### WHAT IS NEEDED
Write out all lines holding the word "ylabel".

___ DATA ENTRIES ___

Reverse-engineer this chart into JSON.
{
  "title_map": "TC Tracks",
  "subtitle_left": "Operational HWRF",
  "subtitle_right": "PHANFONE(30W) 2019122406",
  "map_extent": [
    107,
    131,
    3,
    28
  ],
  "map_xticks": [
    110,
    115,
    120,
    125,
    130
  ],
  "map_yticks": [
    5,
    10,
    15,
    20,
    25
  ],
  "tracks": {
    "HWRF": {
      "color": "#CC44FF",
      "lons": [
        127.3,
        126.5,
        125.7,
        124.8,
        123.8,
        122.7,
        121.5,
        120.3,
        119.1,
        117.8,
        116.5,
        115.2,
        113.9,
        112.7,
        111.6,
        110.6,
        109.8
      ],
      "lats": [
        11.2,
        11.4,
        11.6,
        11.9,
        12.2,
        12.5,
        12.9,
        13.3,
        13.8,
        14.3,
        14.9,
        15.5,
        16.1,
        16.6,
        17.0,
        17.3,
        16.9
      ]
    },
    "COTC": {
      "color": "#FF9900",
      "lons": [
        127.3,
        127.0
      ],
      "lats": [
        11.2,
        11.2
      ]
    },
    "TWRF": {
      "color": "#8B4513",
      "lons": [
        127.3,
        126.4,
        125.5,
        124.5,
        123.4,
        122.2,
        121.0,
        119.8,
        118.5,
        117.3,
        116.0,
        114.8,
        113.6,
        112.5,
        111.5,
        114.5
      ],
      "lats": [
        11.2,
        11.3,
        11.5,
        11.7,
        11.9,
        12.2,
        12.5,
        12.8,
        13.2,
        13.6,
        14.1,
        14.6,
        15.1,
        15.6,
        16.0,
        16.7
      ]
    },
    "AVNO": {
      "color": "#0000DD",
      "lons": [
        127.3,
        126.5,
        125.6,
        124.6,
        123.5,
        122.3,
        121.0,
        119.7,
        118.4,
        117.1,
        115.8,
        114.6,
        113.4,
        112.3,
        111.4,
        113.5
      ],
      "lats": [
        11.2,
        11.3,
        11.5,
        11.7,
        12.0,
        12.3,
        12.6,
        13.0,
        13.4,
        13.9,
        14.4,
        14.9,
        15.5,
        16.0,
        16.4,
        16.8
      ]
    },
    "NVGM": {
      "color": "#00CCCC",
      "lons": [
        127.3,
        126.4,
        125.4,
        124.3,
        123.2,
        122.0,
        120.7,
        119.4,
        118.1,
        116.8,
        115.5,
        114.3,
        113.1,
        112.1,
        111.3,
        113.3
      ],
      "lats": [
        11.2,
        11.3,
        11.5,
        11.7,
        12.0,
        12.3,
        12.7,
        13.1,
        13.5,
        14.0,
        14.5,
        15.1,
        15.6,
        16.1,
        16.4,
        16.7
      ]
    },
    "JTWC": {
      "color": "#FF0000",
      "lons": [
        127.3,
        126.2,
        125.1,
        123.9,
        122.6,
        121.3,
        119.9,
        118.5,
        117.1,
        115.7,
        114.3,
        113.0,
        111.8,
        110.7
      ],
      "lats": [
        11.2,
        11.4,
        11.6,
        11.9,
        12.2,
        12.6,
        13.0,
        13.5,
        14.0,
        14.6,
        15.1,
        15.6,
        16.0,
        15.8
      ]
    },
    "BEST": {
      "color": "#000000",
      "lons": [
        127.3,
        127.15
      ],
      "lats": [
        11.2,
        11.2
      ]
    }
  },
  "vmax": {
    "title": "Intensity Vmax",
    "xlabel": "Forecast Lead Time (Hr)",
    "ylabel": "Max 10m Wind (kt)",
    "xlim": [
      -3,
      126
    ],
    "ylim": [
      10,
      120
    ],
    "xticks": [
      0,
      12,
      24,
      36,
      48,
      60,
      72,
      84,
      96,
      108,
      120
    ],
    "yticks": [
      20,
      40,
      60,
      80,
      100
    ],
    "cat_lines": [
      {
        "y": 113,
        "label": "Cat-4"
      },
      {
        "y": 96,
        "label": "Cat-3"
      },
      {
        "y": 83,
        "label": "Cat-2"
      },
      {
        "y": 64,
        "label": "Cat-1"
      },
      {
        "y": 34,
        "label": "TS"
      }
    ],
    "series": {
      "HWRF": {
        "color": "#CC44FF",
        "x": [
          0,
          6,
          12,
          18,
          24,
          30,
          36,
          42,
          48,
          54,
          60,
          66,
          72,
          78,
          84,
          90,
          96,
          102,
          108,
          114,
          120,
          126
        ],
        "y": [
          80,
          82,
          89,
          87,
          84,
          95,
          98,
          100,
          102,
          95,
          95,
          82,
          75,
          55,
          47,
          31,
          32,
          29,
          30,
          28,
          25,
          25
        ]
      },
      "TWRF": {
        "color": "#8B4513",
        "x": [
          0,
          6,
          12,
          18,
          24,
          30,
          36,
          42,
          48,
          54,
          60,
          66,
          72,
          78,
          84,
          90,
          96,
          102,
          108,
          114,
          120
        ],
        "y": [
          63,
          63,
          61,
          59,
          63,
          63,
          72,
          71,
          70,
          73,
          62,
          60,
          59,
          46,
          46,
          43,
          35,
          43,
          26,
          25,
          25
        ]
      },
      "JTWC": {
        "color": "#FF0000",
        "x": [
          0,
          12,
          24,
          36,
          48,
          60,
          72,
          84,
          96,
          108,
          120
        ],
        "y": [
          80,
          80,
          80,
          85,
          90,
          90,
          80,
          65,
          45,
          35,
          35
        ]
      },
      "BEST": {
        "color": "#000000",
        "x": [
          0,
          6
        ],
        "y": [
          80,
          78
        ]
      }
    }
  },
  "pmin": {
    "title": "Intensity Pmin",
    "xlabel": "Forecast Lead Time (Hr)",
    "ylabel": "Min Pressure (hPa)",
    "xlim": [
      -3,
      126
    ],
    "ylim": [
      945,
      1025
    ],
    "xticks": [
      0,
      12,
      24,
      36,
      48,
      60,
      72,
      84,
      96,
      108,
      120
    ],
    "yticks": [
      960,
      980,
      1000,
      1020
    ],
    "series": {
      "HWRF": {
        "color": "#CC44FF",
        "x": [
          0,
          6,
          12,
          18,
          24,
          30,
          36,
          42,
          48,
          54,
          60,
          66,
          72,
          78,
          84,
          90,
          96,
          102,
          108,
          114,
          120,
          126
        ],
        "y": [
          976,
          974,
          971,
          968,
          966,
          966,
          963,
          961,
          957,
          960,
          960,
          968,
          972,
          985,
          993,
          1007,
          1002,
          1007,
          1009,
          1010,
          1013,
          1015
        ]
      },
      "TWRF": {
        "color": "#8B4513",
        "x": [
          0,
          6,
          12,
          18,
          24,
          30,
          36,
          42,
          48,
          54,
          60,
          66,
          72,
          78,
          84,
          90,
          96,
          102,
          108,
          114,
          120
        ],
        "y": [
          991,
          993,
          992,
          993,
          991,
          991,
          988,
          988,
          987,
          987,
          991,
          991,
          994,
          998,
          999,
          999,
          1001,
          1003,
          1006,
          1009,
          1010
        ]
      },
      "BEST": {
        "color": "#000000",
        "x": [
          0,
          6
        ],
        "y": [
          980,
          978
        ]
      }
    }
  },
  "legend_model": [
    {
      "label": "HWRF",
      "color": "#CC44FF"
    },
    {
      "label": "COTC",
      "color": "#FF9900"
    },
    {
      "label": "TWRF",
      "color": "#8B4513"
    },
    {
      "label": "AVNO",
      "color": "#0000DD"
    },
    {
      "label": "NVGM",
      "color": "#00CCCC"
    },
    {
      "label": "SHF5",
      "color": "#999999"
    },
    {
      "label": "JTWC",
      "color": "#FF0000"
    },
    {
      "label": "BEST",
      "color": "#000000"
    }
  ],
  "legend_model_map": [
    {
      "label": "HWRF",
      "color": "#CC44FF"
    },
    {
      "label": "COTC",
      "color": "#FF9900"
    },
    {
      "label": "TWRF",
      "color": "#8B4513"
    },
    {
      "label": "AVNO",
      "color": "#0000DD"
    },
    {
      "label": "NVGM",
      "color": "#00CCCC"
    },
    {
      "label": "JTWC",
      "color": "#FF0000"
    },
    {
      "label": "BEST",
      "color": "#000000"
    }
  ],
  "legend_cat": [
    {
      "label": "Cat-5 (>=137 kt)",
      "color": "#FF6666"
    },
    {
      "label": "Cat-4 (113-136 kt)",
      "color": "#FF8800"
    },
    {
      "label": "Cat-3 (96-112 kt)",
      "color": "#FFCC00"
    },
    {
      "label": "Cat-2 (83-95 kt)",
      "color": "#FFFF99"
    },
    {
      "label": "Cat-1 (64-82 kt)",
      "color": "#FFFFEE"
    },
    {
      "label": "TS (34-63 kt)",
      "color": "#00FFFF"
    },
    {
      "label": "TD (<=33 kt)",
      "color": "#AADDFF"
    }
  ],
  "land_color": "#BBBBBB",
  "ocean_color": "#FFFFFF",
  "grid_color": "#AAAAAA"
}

___

### FULL OUTPUT
    "ylabel": "Max 10m Wind (kt)",
    "ylabel": "Min Pressure (hPa)",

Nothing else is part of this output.